*WHAT TO DO*
Leave out every picture, then transcribe the rest of the listing exactly.
— START OF DATA RECORDS —
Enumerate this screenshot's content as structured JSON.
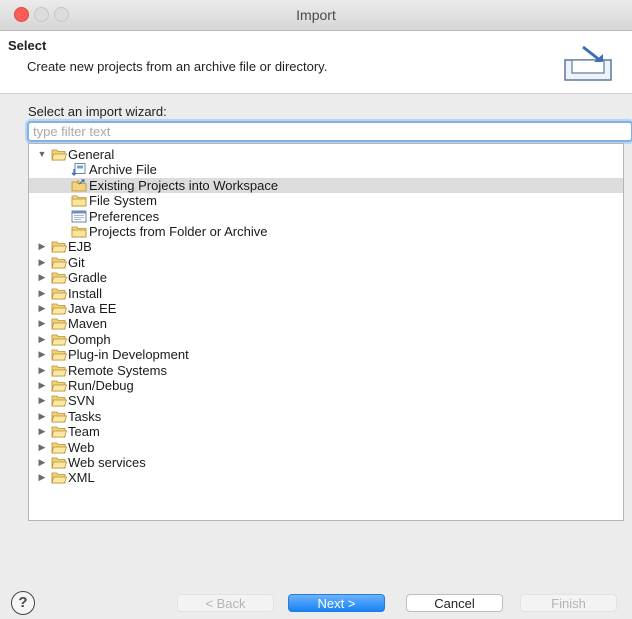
{
  "window": {
    "title": "Import"
  },
  "header": {
    "title": "Select",
    "description": "Create new projects from an archive file or directory."
  },
  "wizard": {
    "label": "Select an import wizard:",
    "filter_placeholder": "type filter text",
    "filter_value": ""
  },
  "tree": {
    "items": [
      {
        "label": "General",
        "level": 0,
        "expanded": true,
        "icon": "folder-open-icon",
        "selected": false
      },
      {
        "label": "Archive File",
        "level": 1,
        "icon": "archive-file-icon",
        "selected": false
      },
      {
        "label": "Existing Projects into Workspace",
        "level": 1,
        "icon": "existing-projects-icon",
        "selected": true
      },
      {
        "label": "File System",
        "level": 1,
        "icon": "folder-icon",
        "selected": false
      },
      {
        "label": "Preferences",
        "level": 1,
        "icon": "preferences-icon",
        "selected": false
      },
      {
        "label": "Projects from Folder or Archive",
        "level": 1,
        "icon": "folder-icon",
        "selected": false
      },
      {
        "label": "EJB",
        "level": 0,
        "expanded": false,
        "icon": "folder-open-icon",
        "selected": false
      },
      {
        "label": "Git",
        "level": 0,
        "expanded": false,
        "icon": "folder-open-icon",
        "selected": false
      },
      {
        "label": "Gradle",
        "level": 0,
        "expanded": false,
        "icon": "folder-open-icon",
        "selected": false
      },
      {
        "label": "Install",
        "level": 0,
        "expanded": false,
        "icon": "folder-open-icon",
        "selected": false
      },
      {
        "label": "Java EE",
        "level": 0,
        "expanded": false,
        "icon": "folder-open-icon",
        "selected": false
      },
      {
        "label": "Maven",
        "level": 0,
        "expanded": false,
        "icon": "folder-open-icon",
        "selected": false
      },
      {
        "label": "Oomph",
        "level": 0,
        "expanded": false,
        "icon": "folder-open-icon",
        "selected": false
      },
      {
        "label": "Plug-in Development",
        "level": 0,
        "expanded": false,
        "icon": "folder-open-icon",
        "selected": false
      },
      {
        "label": "Remote Systems",
        "level": 0,
        "expanded": false,
        "icon": "folder-open-icon",
        "selected": false
      },
      {
        "label": "Run/Debug",
        "level": 0,
        "expanded": false,
        "icon": "folder-open-icon",
        "selected": false
      },
      {
        "label": "SVN",
        "level": 0,
        "expanded": false,
        "icon": "folder-open-icon",
        "selected": false
      },
      {
        "label": "Tasks",
        "level": 0,
        "expanded": false,
        "icon": "folder-open-icon",
        "selected": false
      },
      {
        "label": "Team",
        "level": 0,
        "expanded": false,
        "icon": "folder-open-icon",
        "selected": false
      },
      {
        "label": "Web",
        "level": 0,
        "expanded": false,
        "icon": "folder-open-icon",
        "selected": false
      },
      {
        "label": "Web services",
        "level": 0,
        "expanded": false,
        "icon": "folder-open-icon",
        "selected": false
      },
      {
        "label": "XML",
        "level": 0,
        "expanded": false,
        "icon": "folder-open-icon",
        "selected": false
      }
    ]
  },
  "footer": {
    "help_label": "?",
    "back_label": "< Back",
    "next_label": "Next >",
    "cancel_label": "Cancel",
    "finish_label": "Finish"
  },
  "colors": {
    "accent": "#1782f6",
    "close": "#fc5c56",
    "selection": "#dcdcdc",
    "focus": "#7fb1ea"
  }
}
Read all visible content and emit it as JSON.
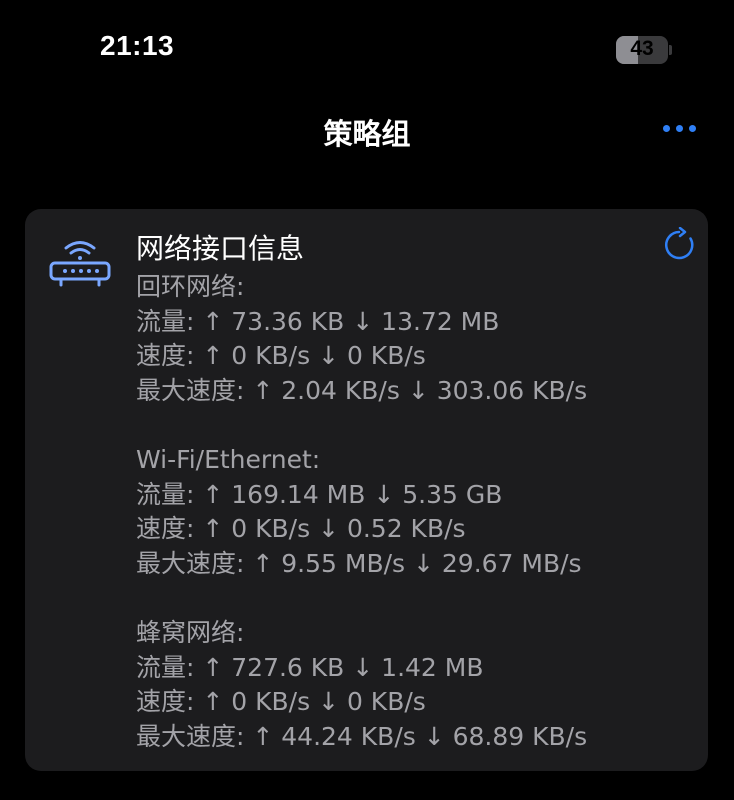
— END OF DATA RECORDS —
*COMPLETED TASK*
Enumerate this screenshot's content as structured JSON.
{
  "window": {
    "title": "Import"
  },
  "header": {
    "title": "Select",
    "description": "Create new projects from an archive file or directory."
  },
  "wizard": {
    "label": "Select an import wizard:",
    "filter_placeholder": "type filter text",
    "filter_value": ""
  },
  "tree": {
    "items": [
      {
        "label": "General",
        "level": 0,
        "expanded": true,
        "icon": "folder-open-icon",
        "selected": false
      },
      {
        "label": "Archive File",
        "level": 1,
        "icon": "archive-file-icon",
        "selected": false
      },
      {
        "label": "Existing Projects into Workspace",
        "level": 1,
        "icon": "existing-projects-icon",
        "selected": true
      },
      {
        "label": "File System",
        "level": 1,
        "icon": "folder-icon",
        "selected": false
      },
      {
        "label": "Preferences",
        "level": 1,
        "icon": "preferences-icon",
        "selected": false
      },
      {
        "label": "Projects from Folder or Archive",
        "level": 1,
        "icon": "folder-icon",
        "selected": false
      },
      {
        "label": "EJB",
        "level": 0,
        "expanded": false,
        "icon": "folder-open-icon",
        "selected": false
      },
      {
        "label": "Git",
        "level": 0,
        "expanded": false,
        "icon": "folder-open-icon",
        "selected": false
      },
      {
        "label": "Gradle",
        "level": 0,
        "expanded": false,
        "icon": "folder-open-icon",
        "selected": false
      },
      {
        "label": "Install",
        "level": 0,
        "expanded": false,
        "icon": "folder-open-icon",
        "selected": false
      },
      {
        "label": "Java EE",
        "level": 0,
        "expanded": false,
        "icon": "folder-open-icon",
        "selected": false
      },
      {
        "label": "Maven",
        "level": 0,
        "expanded": false,
        "icon": "folder-open-icon",
        "selected": false
      },
      {
        "label": "Oomph",
        "level": 0,
        "expanded": false,
        "icon": "folder-open-icon",
        "selected": false
      },
      {
        "label": "Plug-in Development",
        "level": 0,
        "expanded": false,
        "icon": "folder-open-icon",
        "selected": false
      },
      {
        "label": "Remote Systems",
        "level": 0,
        "expanded": false,
        "icon": "folder-open-icon",
        "selected": false
      },
      {
        "label": "Run/Debug",
        "level": 0,
        "expanded": false,
        "icon": "folder-open-icon",
        "selected": false
      },
      {
        "label": "SVN",
        "level": 0,
        "expanded": false,
        "icon": "folder-open-icon",
        "selected": false
      },
      {
        "label": "Tasks",
        "level": 0,
        "expanded": false,
        "icon": "folder-open-icon",
        "selected": false
      },
      {
        "label": "Team",
        "level": 0,
        "expanded": false,
        "icon": "folder-open-icon",
        "selected": false
      },
      {
        "label": "Web",
        "level": 0,
        "expanded": false,
        "icon": "folder-open-icon",
        "selected": false
      },
      {
        "label": "Web services",
        "level": 0,
        "expanded": false,
        "icon": "folder-open-icon",
        "selected": false
      },
      {
        "label": "XML",
        "level": 0,
        "expanded": false,
        "icon": "folder-open-icon",
        "selected": false
      }
    ]
  },
  "footer": {
    "help_label": "?",
    "back_label": "< Back",
    "next_label": "Next >",
    "cancel_label": "Cancel",
    "finish_label": "Finish"
  },
  "colors": {
    "accent": "#1782f6",
    "close": "#fc5c56",
    "selection": "#dcdcdc",
    "focus": "#7fb1ea"
  }
}
Read all visible content and emit it as JSON.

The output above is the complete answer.